__Collection entries__.
++++++
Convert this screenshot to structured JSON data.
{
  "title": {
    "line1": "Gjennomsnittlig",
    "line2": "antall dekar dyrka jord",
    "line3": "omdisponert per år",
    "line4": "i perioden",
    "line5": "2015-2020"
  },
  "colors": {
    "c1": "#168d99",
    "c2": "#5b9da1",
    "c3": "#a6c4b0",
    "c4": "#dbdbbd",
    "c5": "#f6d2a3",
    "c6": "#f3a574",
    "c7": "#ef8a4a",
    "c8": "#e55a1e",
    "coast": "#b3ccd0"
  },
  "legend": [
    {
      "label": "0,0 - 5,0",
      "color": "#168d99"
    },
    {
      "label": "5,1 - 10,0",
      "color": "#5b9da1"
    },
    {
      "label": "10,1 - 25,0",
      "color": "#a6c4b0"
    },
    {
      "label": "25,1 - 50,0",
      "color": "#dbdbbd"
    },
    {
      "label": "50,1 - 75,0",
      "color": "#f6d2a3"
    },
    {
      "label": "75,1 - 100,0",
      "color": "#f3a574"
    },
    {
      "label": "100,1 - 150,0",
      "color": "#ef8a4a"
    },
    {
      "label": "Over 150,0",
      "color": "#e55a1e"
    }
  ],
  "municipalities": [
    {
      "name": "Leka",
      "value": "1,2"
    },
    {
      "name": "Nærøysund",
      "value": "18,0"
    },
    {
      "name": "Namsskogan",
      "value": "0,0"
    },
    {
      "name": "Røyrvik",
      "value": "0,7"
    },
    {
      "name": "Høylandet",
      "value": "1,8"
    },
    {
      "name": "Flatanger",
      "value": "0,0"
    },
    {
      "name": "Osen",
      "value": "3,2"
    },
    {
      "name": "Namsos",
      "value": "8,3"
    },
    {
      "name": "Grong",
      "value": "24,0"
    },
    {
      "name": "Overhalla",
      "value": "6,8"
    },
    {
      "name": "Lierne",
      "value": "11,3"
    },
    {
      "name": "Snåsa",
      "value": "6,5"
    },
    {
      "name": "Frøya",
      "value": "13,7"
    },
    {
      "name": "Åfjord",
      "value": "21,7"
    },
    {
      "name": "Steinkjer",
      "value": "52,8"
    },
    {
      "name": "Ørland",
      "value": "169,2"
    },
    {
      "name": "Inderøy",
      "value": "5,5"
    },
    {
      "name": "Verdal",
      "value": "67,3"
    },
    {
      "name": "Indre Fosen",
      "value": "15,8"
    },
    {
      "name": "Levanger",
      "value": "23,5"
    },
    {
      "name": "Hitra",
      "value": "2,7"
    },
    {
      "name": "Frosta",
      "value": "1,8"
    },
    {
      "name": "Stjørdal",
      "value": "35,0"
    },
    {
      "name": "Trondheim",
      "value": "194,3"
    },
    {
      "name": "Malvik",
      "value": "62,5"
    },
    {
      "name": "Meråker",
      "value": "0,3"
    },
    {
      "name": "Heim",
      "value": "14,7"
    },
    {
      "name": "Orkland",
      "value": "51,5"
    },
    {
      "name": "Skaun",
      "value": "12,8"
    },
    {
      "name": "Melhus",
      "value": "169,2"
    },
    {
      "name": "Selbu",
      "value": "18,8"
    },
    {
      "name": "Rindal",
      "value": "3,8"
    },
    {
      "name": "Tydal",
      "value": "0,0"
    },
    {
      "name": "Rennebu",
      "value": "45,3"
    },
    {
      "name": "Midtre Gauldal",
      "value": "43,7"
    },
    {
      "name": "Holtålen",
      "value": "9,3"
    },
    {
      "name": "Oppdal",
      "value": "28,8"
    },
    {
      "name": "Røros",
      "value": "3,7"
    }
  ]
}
++++++
__Task instructions__. Give only the number of lines in the entries above that contain the string "label".

__Result below__. 8